■ INSTRUCTIONS TO FOLLOW ■
Your answer should be a single number: the count of lines containing "right".

===

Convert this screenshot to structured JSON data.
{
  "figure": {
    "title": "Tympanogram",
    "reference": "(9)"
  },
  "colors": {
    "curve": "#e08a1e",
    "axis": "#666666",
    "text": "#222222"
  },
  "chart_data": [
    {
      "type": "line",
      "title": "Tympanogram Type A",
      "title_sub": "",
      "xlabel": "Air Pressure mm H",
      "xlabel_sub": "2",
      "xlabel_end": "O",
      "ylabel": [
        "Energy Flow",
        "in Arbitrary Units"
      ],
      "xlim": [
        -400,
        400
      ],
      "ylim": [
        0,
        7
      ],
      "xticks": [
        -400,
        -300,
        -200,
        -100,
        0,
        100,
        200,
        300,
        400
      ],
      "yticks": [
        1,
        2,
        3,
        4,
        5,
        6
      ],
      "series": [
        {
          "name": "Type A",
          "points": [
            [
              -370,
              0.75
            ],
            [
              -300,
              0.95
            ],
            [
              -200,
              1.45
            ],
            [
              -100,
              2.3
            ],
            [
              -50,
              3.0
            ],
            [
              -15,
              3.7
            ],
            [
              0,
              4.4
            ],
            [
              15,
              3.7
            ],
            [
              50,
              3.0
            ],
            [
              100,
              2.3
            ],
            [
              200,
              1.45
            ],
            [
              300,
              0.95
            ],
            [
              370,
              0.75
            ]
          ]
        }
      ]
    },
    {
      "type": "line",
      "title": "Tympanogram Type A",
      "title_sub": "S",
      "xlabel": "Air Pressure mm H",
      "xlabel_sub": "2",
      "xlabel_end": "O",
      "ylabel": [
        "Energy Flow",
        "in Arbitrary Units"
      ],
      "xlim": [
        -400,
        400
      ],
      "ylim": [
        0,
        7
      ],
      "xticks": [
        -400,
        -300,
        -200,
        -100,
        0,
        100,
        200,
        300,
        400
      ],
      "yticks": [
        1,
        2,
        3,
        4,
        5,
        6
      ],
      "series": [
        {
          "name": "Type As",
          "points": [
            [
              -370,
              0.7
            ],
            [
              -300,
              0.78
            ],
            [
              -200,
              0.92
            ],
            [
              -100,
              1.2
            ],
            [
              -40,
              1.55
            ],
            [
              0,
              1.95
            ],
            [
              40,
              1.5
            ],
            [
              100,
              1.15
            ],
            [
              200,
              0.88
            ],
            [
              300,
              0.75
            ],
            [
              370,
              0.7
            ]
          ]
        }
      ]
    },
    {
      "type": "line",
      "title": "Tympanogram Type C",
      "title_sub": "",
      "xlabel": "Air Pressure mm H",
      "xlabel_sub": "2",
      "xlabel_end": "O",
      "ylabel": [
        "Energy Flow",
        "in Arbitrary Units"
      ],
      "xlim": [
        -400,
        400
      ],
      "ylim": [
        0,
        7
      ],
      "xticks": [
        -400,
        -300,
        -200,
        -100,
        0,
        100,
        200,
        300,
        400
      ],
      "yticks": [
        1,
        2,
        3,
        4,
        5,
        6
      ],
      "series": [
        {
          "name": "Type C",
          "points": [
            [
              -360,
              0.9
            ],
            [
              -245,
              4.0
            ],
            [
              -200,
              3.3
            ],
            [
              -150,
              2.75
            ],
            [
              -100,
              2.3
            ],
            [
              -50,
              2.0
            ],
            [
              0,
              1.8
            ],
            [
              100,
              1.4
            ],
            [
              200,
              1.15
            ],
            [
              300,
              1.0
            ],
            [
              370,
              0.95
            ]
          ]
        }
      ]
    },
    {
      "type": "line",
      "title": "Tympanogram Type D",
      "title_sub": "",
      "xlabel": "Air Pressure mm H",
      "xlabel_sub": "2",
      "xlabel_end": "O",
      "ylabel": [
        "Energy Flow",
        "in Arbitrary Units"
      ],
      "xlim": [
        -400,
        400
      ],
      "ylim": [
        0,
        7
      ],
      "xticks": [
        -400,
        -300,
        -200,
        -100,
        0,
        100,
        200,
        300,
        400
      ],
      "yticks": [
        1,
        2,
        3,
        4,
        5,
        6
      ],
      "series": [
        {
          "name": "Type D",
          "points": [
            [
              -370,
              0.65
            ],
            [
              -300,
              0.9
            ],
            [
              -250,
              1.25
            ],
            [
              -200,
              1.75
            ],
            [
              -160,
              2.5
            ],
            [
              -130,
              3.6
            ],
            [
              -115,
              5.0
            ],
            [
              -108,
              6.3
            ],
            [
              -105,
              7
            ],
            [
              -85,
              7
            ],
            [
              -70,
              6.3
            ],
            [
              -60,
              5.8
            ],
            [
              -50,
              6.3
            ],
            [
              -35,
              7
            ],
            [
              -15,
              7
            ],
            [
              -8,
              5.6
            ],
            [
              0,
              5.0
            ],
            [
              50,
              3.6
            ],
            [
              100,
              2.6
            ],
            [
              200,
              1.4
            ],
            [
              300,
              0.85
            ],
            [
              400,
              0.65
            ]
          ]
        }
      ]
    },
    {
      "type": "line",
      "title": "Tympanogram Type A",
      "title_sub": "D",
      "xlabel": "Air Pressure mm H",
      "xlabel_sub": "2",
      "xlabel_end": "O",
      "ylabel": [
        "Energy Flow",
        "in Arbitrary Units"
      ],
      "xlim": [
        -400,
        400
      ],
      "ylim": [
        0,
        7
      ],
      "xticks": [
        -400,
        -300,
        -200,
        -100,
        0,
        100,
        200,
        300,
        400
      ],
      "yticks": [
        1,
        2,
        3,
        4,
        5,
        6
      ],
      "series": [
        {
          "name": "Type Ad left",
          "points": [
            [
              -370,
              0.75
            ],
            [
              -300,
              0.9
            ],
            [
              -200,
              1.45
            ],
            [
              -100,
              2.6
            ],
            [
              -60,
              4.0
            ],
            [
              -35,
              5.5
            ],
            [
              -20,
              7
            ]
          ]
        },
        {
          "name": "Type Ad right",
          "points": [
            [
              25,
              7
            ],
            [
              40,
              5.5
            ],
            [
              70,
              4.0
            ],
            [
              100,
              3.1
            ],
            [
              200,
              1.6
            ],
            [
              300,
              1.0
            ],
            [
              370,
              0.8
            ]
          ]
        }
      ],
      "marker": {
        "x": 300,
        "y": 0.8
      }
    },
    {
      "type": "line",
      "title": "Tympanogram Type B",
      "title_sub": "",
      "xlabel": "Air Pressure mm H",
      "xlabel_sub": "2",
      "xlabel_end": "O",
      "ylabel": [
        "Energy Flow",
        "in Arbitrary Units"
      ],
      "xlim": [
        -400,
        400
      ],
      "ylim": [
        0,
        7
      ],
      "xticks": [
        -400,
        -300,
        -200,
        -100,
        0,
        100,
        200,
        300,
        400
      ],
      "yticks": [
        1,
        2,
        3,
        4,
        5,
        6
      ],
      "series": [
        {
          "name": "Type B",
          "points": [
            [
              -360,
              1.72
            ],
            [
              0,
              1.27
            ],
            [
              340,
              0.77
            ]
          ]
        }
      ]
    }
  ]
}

===

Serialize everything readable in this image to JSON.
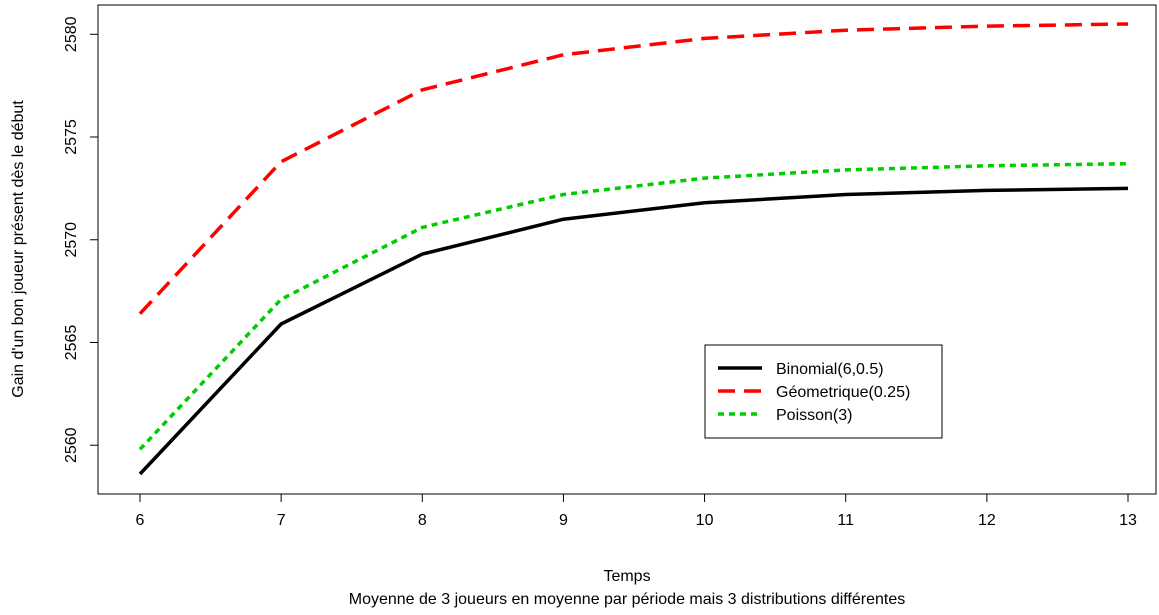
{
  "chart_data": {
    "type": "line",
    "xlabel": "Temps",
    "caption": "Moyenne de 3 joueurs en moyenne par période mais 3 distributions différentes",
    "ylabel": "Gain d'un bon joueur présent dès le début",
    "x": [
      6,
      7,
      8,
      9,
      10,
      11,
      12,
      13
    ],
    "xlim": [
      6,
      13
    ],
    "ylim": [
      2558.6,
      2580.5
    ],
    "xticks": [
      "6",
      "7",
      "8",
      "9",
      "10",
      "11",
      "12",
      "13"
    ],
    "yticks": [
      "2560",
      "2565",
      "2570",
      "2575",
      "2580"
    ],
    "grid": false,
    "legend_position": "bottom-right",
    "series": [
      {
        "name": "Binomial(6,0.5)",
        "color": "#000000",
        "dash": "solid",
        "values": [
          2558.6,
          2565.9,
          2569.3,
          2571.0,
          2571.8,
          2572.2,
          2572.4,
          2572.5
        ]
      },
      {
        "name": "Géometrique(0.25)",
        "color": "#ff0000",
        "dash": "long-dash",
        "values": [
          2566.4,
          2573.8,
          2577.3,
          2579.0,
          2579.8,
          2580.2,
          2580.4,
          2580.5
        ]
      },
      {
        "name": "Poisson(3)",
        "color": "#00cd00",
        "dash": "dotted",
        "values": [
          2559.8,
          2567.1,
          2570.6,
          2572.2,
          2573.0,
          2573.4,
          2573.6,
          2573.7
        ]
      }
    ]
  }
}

===

■ RESULT OF THE EXERCISE ■
2